[Start Data excerpts]

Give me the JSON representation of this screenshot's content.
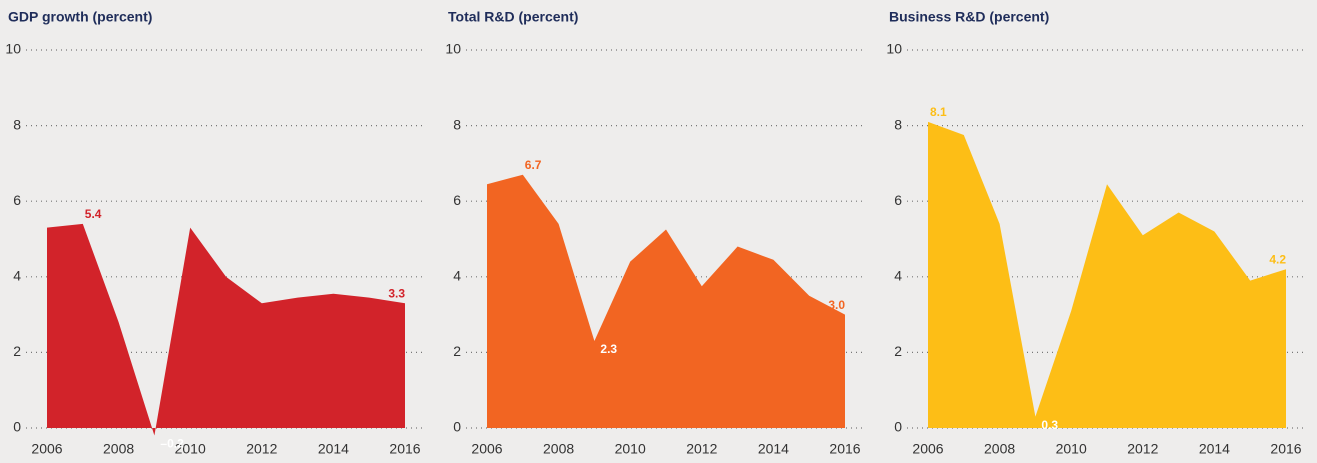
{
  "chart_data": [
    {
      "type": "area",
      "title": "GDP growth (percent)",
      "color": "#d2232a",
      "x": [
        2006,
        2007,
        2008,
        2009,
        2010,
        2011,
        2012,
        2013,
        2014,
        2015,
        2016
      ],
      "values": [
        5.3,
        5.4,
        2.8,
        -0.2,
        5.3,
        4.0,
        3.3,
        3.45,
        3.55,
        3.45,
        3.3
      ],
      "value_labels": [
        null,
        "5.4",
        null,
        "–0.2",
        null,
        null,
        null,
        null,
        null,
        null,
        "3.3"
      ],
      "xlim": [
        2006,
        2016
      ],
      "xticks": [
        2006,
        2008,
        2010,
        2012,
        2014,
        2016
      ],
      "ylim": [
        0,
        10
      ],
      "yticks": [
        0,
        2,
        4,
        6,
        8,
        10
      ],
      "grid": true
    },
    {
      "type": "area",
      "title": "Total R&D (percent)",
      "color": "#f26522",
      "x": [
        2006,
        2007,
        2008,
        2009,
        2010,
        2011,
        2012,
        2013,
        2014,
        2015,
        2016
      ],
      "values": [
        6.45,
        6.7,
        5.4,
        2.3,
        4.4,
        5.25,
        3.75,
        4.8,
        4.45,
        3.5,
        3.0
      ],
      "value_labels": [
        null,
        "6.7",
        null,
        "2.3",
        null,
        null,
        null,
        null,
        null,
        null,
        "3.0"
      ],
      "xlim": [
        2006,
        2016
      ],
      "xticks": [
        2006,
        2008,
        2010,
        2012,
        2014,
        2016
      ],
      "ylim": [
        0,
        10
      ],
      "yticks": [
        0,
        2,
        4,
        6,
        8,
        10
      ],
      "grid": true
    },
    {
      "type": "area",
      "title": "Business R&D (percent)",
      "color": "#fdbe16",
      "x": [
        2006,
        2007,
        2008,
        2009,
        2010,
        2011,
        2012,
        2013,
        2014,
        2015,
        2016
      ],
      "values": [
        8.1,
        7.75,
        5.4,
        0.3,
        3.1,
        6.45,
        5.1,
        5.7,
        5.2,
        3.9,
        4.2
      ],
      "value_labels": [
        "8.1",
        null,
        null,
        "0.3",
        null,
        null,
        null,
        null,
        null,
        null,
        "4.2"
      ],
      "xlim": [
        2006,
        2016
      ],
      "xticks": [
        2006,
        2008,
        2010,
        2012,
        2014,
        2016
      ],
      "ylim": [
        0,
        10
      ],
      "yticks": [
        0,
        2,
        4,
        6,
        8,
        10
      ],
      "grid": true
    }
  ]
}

[End Data excerpts]

Leave out all pictures, then copy the remaining material exactly.

## Exercise response
Give me the JSON representation of this screenshot's content.
{
  "chart_data": [
    {
      "type": "area",
      "title": "GDP growth (percent)",
      "color": "#d2232a",
      "x": [
        2006,
        2007,
        2008,
        2009,
        2010,
        2011,
        2012,
        2013,
        2014,
        2015,
        2016
      ],
      "values": [
        5.3,
        5.4,
        2.8,
        -0.2,
        5.3,
        4.0,
        3.3,
        3.45,
        3.55,
        3.45,
        3.3
      ],
      "value_labels": [
        null,
        "5.4",
        null,
        "–0.2",
        null,
        null,
        null,
        null,
        null,
        null,
        "3.3"
      ],
      "xlim": [
        2006,
        2016
      ],
      "xticks": [
        2006,
        2008,
        2010,
        2012,
        2014,
        2016
      ],
      "ylim": [
        0,
        10
      ],
      "yticks": [
        0,
        2,
        4,
        6,
        8,
        10
      ],
      "grid": true
    },
    {
      "type": "area",
      "title": "Total R&D (percent)",
      "color": "#f26522",
      "x": [
        2006,
        2007,
        2008,
        2009,
        2010,
        2011,
        2012,
        2013,
        2014,
        2015,
        2016
      ],
      "values": [
        6.45,
        6.7,
        5.4,
        2.3,
        4.4,
        5.25,
        3.75,
        4.8,
        4.45,
        3.5,
        3.0
      ],
      "value_labels": [
        null,
        "6.7",
        null,
        "2.3",
        null,
        null,
        null,
        null,
        null,
        null,
        "3.0"
      ],
      "xlim": [
        2006,
        2016
      ],
      "xticks": [
        2006,
        2008,
        2010,
        2012,
        2014,
        2016
      ],
      "ylim": [
        0,
        10
      ],
      "yticks": [
        0,
        2,
        4,
        6,
        8,
        10
      ],
      "grid": true
    },
    {
      "type": "area",
      "title": "Business R&D (percent)",
      "color": "#fdbe16",
      "x": [
        2006,
        2007,
        2008,
        2009,
        2010,
        2011,
        2012,
        2013,
        2014,
        2015,
        2016
      ],
      "values": [
        8.1,
        7.75,
        5.4,
        0.3,
        3.1,
        6.45,
        5.1,
        5.7,
        5.2,
        3.9,
        4.2
      ],
      "value_labels": [
        "8.1",
        null,
        null,
        "0.3",
        null,
        null,
        null,
        null,
        null,
        null,
        "4.2"
      ],
      "xlim": [
        2006,
        2016
      ],
      "xticks": [
        2006,
        2008,
        2010,
        2012,
        2014,
        2016
      ],
      "ylim": [
        0,
        10
      ],
      "yticks": [
        0,
        2,
        4,
        6,
        8,
        10
      ],
      "grid": true
    }
  ]
}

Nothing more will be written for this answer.